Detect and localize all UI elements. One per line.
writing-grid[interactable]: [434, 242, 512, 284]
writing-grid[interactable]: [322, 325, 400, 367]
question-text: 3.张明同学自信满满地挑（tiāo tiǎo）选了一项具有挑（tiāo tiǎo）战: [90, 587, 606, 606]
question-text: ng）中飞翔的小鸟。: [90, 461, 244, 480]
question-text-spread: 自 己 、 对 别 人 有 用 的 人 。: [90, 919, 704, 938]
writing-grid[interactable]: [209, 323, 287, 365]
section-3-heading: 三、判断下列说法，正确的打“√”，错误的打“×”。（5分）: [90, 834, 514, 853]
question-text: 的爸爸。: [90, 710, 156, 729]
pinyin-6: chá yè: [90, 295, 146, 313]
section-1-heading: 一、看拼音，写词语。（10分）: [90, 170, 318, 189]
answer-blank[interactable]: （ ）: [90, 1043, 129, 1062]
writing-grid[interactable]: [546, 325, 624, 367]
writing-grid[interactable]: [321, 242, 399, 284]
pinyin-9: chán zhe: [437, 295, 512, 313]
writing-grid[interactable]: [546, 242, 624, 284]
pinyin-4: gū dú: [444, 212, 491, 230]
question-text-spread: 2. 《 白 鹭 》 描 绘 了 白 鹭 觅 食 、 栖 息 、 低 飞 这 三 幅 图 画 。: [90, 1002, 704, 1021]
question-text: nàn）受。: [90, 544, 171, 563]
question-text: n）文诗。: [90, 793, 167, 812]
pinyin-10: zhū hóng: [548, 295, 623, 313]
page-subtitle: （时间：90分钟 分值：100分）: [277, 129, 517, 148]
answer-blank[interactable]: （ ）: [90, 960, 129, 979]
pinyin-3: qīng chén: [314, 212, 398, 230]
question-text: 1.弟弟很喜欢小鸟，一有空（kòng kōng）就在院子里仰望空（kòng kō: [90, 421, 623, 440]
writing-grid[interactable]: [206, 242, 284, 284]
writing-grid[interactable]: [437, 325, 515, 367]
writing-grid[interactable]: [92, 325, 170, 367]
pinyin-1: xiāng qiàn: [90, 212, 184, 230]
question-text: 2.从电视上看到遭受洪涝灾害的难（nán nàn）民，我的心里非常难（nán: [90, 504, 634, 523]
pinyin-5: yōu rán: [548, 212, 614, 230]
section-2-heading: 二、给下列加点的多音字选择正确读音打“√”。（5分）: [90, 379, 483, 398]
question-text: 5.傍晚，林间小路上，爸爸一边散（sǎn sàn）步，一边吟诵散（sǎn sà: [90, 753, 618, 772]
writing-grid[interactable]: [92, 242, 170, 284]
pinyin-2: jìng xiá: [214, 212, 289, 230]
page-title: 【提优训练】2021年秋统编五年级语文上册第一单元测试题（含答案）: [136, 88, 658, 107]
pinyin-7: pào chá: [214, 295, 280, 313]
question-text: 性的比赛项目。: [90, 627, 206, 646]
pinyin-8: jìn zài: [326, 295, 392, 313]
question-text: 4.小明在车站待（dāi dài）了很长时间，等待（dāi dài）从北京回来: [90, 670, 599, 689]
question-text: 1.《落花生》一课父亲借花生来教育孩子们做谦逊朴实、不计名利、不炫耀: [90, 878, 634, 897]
+ + +
- [Problem description]:
Copy all the entries above again, swapping every "writing-grid" for "writing-box" and leaving everything else unchanged.

- [Solution to this exercise]:
Detect and localize all UI elements. One per line.
writing-box[interactable]: [434, 242, 512, 284]
writing-box[interactable]: [322, 325, 400, 367]
question-text: 3.张明同学自信满满地挑（tiāo tiǎo）选了一项具有挑（tiāo tiǎo）战: [90, 587, 606, 606]
question-text: ng）中飞翔的小鸟。: [90, 461, 244, 480]
question-text-spread: 自 己 、 对 别 人 有 用 的 人 。: [90, 919, 704, 938]
writing-box[interactable]: [209, 323, 287, 365]
section-3-heading: 三、判断下列说法，正确的打“√”，错误的打“×”。（5分）: [90, 834, 514, 853]
question-text: 的爸爸。: [90, 710, 156, 729]
pinyin-6: chá yè: [90, 295, 146, 313]
section-1-heading: 一、看拼音，写词语。（10分）: [90, 170, 318, 189]
answer-blank[interactable]: （ ）: [90, 1043, 129, 1062]
writing-box[interactable]: [546, 325, 624, 367]
writing-box[interactable]: [321, 242, 399, 284]
pinyin-9: chán zhe: [437, 295, 512, 313]
writing-box[interactable]: [546, 242, 624, 284]
pinyin-4: gū dú: [444, 212, 491, 230]
question-text-spread: 2. 《 白 鹭 》 描 绘 了 白 鹭 觅 食 、 栖 息 、 低 飞 这 三 幅 图 画 。: [90, 1002, 704, 1021]
question-text: nàn）受。: [90, 544, 171, 563]
question-text: n）文诗。: [90, 793, 167, 812]
pinyin-10: zhū hóng: [548, 295, 623, 313]
page-subtitle: （时间：90分钟 分值：100分）: [277, 129, 517, 148]
answer-blank[interactable]: （ ）: [90, 960, 129, 979]
pinyin-3: qīng chén: [314, 212, 398, 230]
question-text: 1.弟弟很喜欢小鸟，一有空（kòng kōng）就在院子里仰望空（kòng kō: [90, 421, 623, 440]
writing-box[interactable]: [206, 242, 284, 284]
writing-box[interactable]: [437, 325, 515, 367]
writing-box[interactable]: [92, 325, 170, 367]
pinyin-1: xiāng qiàn: [90, 212, 184, 230]
question-text: 2.从电视上看到遭受洪涝灾害的难（nán nàn）民，我的心里非常难（nán: [90, 504, 634, 523]
pinyin-5: yōu rán: [548, 212, 614, 230]
section-2-heading: 二、给下列加点的多音字选择正确读音打“√”。（5分）: [90, 379, 483, 398]
question-text: 5.傍晚，林间小路上，爸爸一边散（sǎn sàn）步，一边吟诵散（sǎn sà: [90, 753, 618, 772]
writing-box[interactable]: [92, 242, 170, 284]
pinyin-2: jìng xiá: [214, 212, 289, 230]
page-title: 【提优训练】2021年秋统编五年级语文上册第一单元测试题（含答案）: [136, 88, 658, 107]
pinyin-7: pào chá: [214, 295, 280, 313]
question-text: 性的比赛项目。: [90, 627, 206, 646]
pinyin-8: jìn zài: [326, 295, 392, 313]
question-text: 4.小明在车站待（dāi dài）了很长时间，等待（dāi dài）从北京回来: [90, 670, 599, 689]
question-text: 1.《落花生》一课父亲借花生来教育孩子们做谦逊朴实、不计名利、不炫耀: [90, 878, 634, 897]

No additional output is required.